Exercise aim - Pick out each line of the data that contains the word "Courses". Match case exactly.

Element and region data
>> begin

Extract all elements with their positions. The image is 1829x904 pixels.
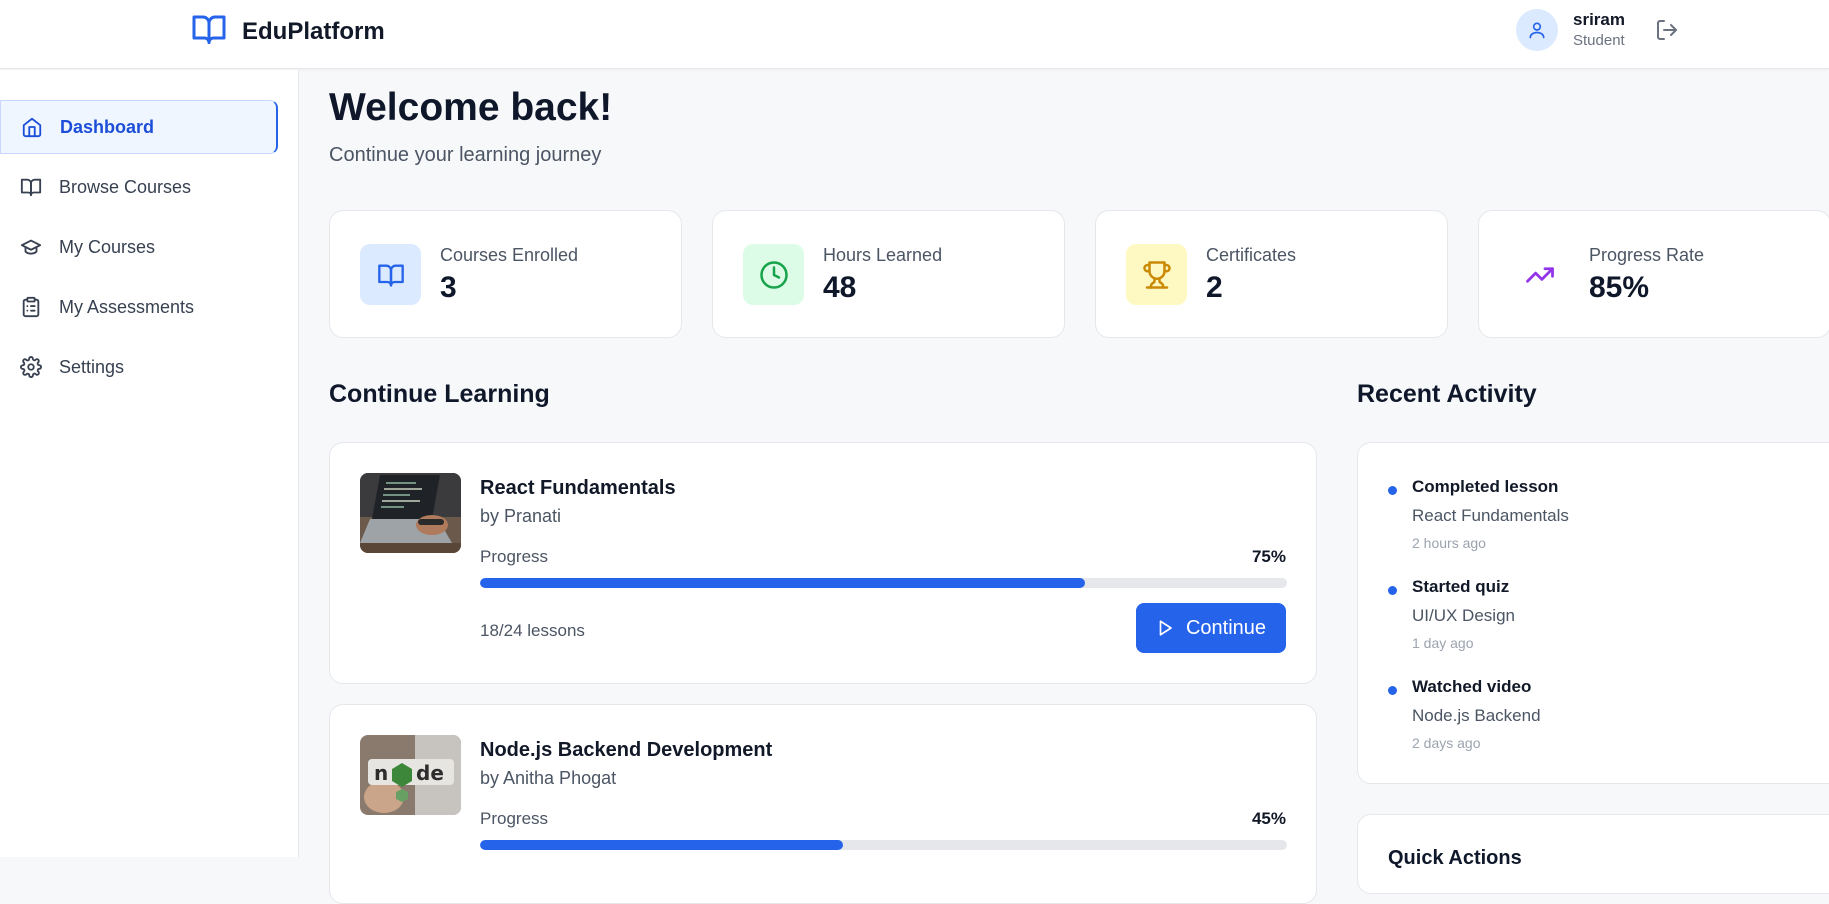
book-open-icon <box>19 175 43 199</box>
stat-icon-bg <box>1509 244 1570 305</box>
activity-time: 2 hours ago <box>1412 535 1486 551</box>
activity-time: 1 day ago <box>1412 635 1474 651</box>
activity-time: 2 days ago <box>1412 735 1481 751</box>
sidebar-item-my-courses[interactable]: My Courses <box>0 220 278 274</box>
svg-text:de: de <box>416 761 444 785</box>
book-open-icon <box>377 264 404 287</box>
course-title[interactable]: React Fundamentals <box>480 477 676 500</box>
stat-icon-bg <box>1126 244 1187 305</box>
stat-value: 3 <box>440 271 457 304</box>
stat-card-certificates: Certificates 2 <box>1095 210 1448 338</box>
progress-label: Progress <box>480 809 549 828</box>
clock-icon <box>759 260 788 289</box>
bullet-dot <box>1388 586 1397 595</box>
brand-name: EduPlatform <box>242 17 385 45</box>
home-icon <box>20 115 44 139</box>
stat-icon-bg <box>360 244 421 305</box>
activity-course: Node.js Backend <box>1412 706 1541 725</box>
continue-button[interactable]: Continue <box>1136 603 1286 653</box>
quick-actions-panel: Quick Actions <box>1357 814 1829 894</box>
stat-icon-bg <box>743 244 804 305</box>
gear-icon <box>19 355 43 379</box>
recent-activity-title: Recent Activity <box>1357 380 1537 408</box>
activity-action: Watched video <box>1412 677 1532 696</box>
avatar[interactable] <box>1516 9 1558 51</box>
trophy-icon <box>1142 260 1171 289</box>
book-open-icon <box>190 11 228 52</box>
stat-value: 2 <box>1206 271 1223 304</box>
stat-card-courses-enrolled: Courses Enrolled 3 <box>329 210 682 338</box>
course-thumbnail: n de <box>360 735 461 815</box>
logout-button[interactable] <box>1655 18 1679 42</box>
stat-value: 48 <box>823 271 857 304</box>
clipboard-list-icon <box>19 295 43 319</box>
course-author: by Anitha Phogat <box>480 768 617 788</box>
activity-action: Completed lesson <box>1412 477 1559 496</box>
user-info: sriram Student <box>1573 10 1625 50</box>
course-card-react-fundamentals[interactable]: React Fundamentals by Pranati Progress 7… <box>329 442 1317 684</box>
user-name: sriram <box>1573 9 1625 29</box>
progress-bar-fill <box>480 578 1086 588</box>
sidebar-item-settings[interactable]: Settings <box>0 340 278 394</box>
stat-card-progress-rate: Progress Rate 85% <box>1478 210 1829 338</box>
bullet-dot <box>1388 686 1397 695</box>
progress-bar <box>480 840 1287 850</box>
svg-text:n: n <box>374 761 388 785</box>
stat-label: Certificates <box>1206 245 1297 265</box>
progress-bar <box>480 578 1287 588</box>
course-author: by Pranati <box>480 506 562 526</box>
lesson-count: 18/24 lessons <box>480 621 585 640</box>
continue-button-label: Continue <box>1185 616 1267 639</box>
user-icon <box>1529 22 1545 39</box>
course-thumbnail <box>360 473 461 553</box>
stat-label: Hours Learned <box>823 245 943 265</box>
activity-course: React Fundamentals <box>1412 506 1569 525</box>
sidebar-item-label: Settings <box>59 356 125 377</box>
stat-label: Progress Rate <box>1589 245 1705 265</box>
quick-actions-title: Quick Actions <box>1388 847 1522 869</box>
bullet-dot <box>1388 486 1397 495</box>
user-menu: sriram Student <box>1516 9 1679 51</box>
stat-value: 85% <box>1589 271 1650 304</box>
recent-activity-panel: Completed lesson React Fundamentals 2 ho… <box>1357 442 1829 784</box>
activity-course: UI/UX Design <box>1412 606 1515 625</box>
course-title[interactable]: Node.js Backend Development <box>480 739 772 762</box>
graduation-cap-icon <box>19 235 43 259</box>
progress-percent: 45% <box>1251 809 1286 828</box>
logout-icon <box>1656 20 1677 40</box>
page-title: Welcome back! <box>329 86 613 129</box>
activity-action: Started quiz <box>1412 577 1510 596</box>
brand[interactable]: EduPlatform <box>190 11 385 52</box>
course-card-nodejs-backend[interactable]: n de Node.js Backend Development by Anit… <box>329 704 1317 904</box>
sidebar: Dashboard Browse Courses My Courses My A… <box>0 70 299 857</box>
sidebar-item-label: Browse Courses <box>59 176 192 197</box>
progress-bar-fill <box>480 840 844 850</box>
stat-card-hours-learned: Hours Learned 48 <box>712 210 1065 338</box>
sidebar-item-browse-courses[interactable]: Browse Courses <box>0 160 278 214</box>
stat-label: Courses Enrolled <box>440 245 579 265</box>
sidebar-item-my-assessments[interactable]: My Assessments <box>0 280 278 334</box>
sidebar-item-dashboard[interactable]: Dashboard <box>0 100 278 154</box>
progress-label: Progress <box>480 547 549 566</box>
page-subtitle: Continue your learning journey <box>329 144 602 166</box>
user-role: Student <box>1573 32 1625 50</box>
trending-up-icon <box>1525 266 1554 283</box>
progress-percent: 75% <box>1251 547 1286 566</box>
sidebar-item-label: My Courses <box>59 236 156 257</box>
sidebar-item-label: Dashboard <box>60 116 155 137</box>
play-icon <box>1159 620 1172 636</box>
continue-learning-title: Continue Learning <box>329 380 550 408</box>
sidebar-item-label: My Assessments <box>59 296 195 317</box>
top-header: EduPlatform sriram Student <box>0 0 1829 69</box>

>> end

Exercise answer -
sidebar-item-my-courses[interactable]: My Courses <box>0 220 278 274</box>
stat-card-courses-enrolled: Courses Enrolled 3 <box>329 210 682 338</box>
sidebar: Dashboard Browse Courses My Courses My A… <box>0 70 299 857</box>
sidebar-item-label: Browse Courses <box>59 176 192 197</box>
sidebar-item-browse-courses[interactable]: Browse Courses <box>0 160 278 214</box>
stat-label: Courses Enrolled <box>440 245 579 265</box>
sidebar-item-label: My Courses <box>59 236 156 257</box>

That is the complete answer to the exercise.